● Task instructions:
Copy out the lines below character for character, from the line with "view-count: 431 (582, 1148, 626, 1179)" up to and including the line with "retweet-button[interactable]: 3 (268, 108, 320, 148)".

--- Start of Supplied material ---

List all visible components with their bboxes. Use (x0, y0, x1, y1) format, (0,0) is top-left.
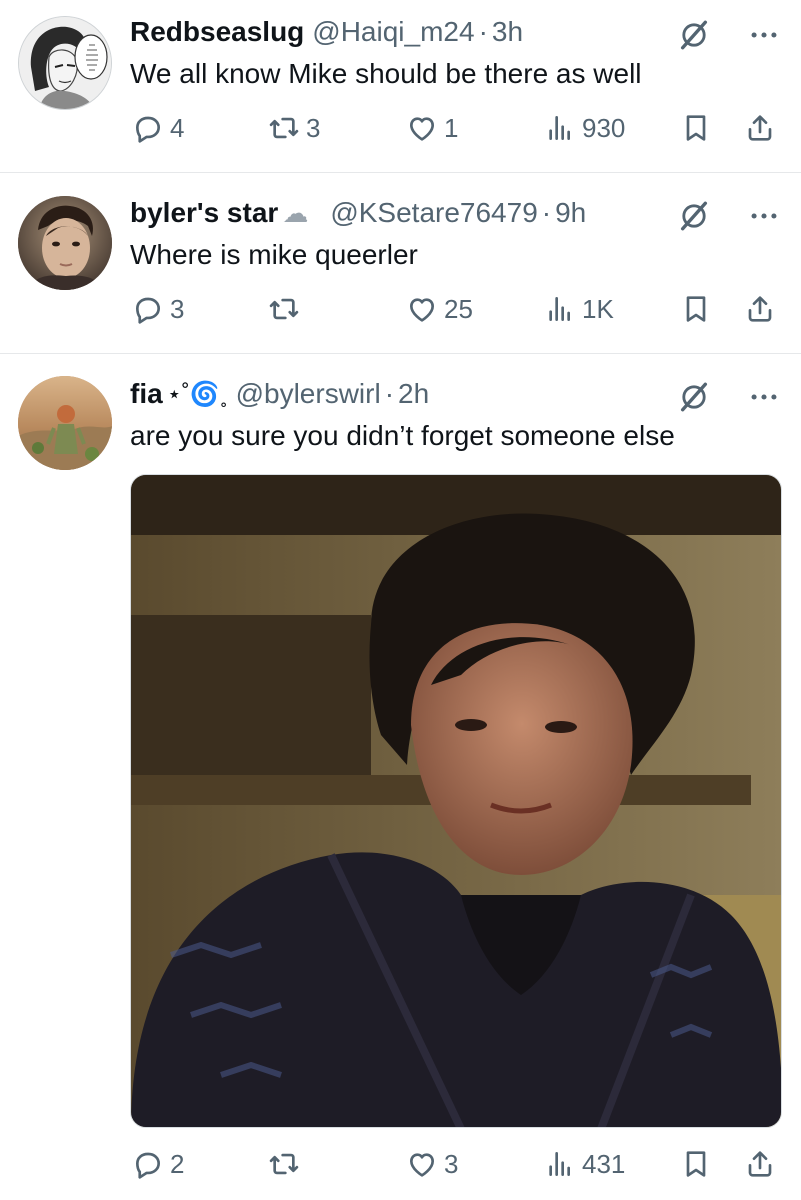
view-count: 431 (582, 1148, 626, 1179)
reply-count: 2 (170, 1148, 185, 1179)
reply-icon (132, 293, 164, 325)
tweet[interactable]: fia ⋆˚🌀˳ @bylerswirl · 2h are you sure y… (0, 354, 801, 1200)
share-button[interactable] (744, 289, 776, 329)
reply-button[interactable]: 2 (132, 1144, 184, 1184)
reply-button[interactable]: 4 (132, 108, 184, 148)
photo-avatar-icon (18, 196, 112, 290)
tweet-text: are you sure you didn’t forget someone e… (130, 420, 675, 451)
timestamp[interactable]: 2h (398, 378, 429, 410)
retweet-button[interactable]: 3 (268, 108, 320, 148)
grok-icon[interactable] (677, 199, 711, 233)
separator-dot: · (478, 16, 488, 47)
more-options-icon[interactable] (747, 380, 781, 414)
bookmark-button[interactable] (680, 1144, 712, 1184)
retweet-button[interactable] (268, 1144, 306, 1184)
bookmark-button[interactable] (680, 108, 712, 148)
retweet-button[interactable] (268, 289, 306, 329)
separator-dot: · (541, 197, 552, 228)
analytics-icon (544, 293, 576, 325)
display-name[interactable]: fia (130, 378, 163, 410)
views-button[interactable]: 431 (544, 1144, 625, 1184)
retweet-icon (268, 112, 300, 144)
avatar[interactable] (18, 196, 112, 290)
cloud-emoji: ☁ (282, 197, 309, 228)
reply-icon (132, 1148, 164, 1180)
bookmark-icon (680, 1148, 712, 1180)
action-bar: 4 3 1 930 (130, 108, 781, 148)
tweet-media-photo[interactable] (130, 474, 782, 1128)
like-count: 1 (444, 112, 459, 143)
grok-icon[interactable] (677, 18, 711, 52)
tweet-text: We all know Mike should be there as well (130, 58, 642, 89)
share-icon (744, 293, 776, 325)
heart-icon (406, 112, 438, 144)
more-options-icon[interactable] (747, 18, 781, 52)
user-handle[interactable]: @bylerswirl (236, 378, 381, 410)
retweet-icon (268, 293, 300, 325)
analytics-icon (544, 112, 576, 144)
like-count: 25 (444, 293, 473, 324)
share-icon (744, 112, 776, 144)
share-button[interactable] (744, 1144, 776, 1184)
view-count: 930 (582, 112, 626, 143)
retweet-count: 3 (306, 112, 321, 143)
heart-icon (406, 1148, 438, 1180)
like-button[interactable]: 25 (406, 289, 473, 329)
user-handle[interactable]: @KSetare76479 (330, 197, 537, 229)
bookmark-icon (680, 293, 712, 325)
timestamp[interactable]: 3h (492, 16, 523, 48)
manga-avatar-icon (19, 17, 111, 109)
heart-icon (406, 293, 438, 325)
share-icon (744, 1148, 776, 1180)
tweet[interactable]: byler's star ☁ @KSetare76479 · 9h Where … (0, 173, 801, 353)
action-bar: 2 3 431 (130, 1144, 781, 1184)
reply-count: 3 (170, 293, 185, 324)
like-button[interactable]: 3 (406, 1144, 458, 1184)
reply-button[interactable]: 3 (132, 289, 184, 329)
avatar[interactable] (18, 16, 112, 110)
avatar[interactable] (18, 376, 112, 470)
reply-icon (132, 112, 164, 144)
display-name[interactable]: byler's star (130, 197, 278, 229)
views-button[interactable]: 1K (544, 289, 614, 329)
tweet-text: Where is mike queerler (130, 239, 418, 270)
views-button[interactable]: 930 (544, 108, 625, 148)
grok-icon[interactable] (677, 380, 711, 414)
action-bar: 3 25 1K (130, 289, 781, 329)
user-handle[interactable]: @Haiqi_m24 (312, 16, 474, 48)
analytics-icon (544, 1148, 576, 1180)
bookmark-icon (680, 112, 712, 144)
photo-avatar-icon (18, 376, 112, 470)
reply-count: 4 (170, 112, 185, 143)
share-button[interactable] (744, 108, 776, 148)
like-button[interactable]: 1 (406, 108, 458, 148)
display-name[interactable]: Redbseaslug (130, 16, 304, 48)
view-count: 1K (582, 293, 614, 324)
retweet-icon (268, 1148, 300, 1180)
name-decoration: ⋆˚🌀˳ (166, 380, 228, 408)
tweet[interactable]: Redbseaslug @Haiqi_m24 · 3h We all know … (0, 0, 801, 172)
photo-media-icon (131, 475, 781, 1127)
bookmark-button[interactable] (680, 289, 712, 329)
timestamp[interactable]: 9h (555, 197, 586, 229)
more-options-icon[interactable] (747, 199, 781, 233)
separator-dot: · (384, 378, 395, 409)
like-count: 3 (444, 1148, 459, 1179)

--- End of Supplied material ---

● Exercise output:
view-count: 431 (582, 1148, 626, 1179)
reply-count: 2 (170, 1148, 185, 1179)
reply-icon (132, 293, 164, 325)
tweet[interactable]: fia ⋆˚🌀˳ @bylerswirl · 2h are you sure y… (0, 354, 801, 1200)
share-button[interactable] (744, 289, 776, 329)
reply-button[interactable]: 2 (132, 1144, 184, 1184)
reply-button[interactable]: 4 (132, 108, 184, 148)
photo-avatar-icon (18, 196, 112, 290)
tweet-text: are you sure you didn’t forget someone e… (130, 420, 675, 451)
timestamp[interactable]: 2h (398, 378, 429, 410)
retweet-button[interactable]: 3 (268, 108, 320, 148)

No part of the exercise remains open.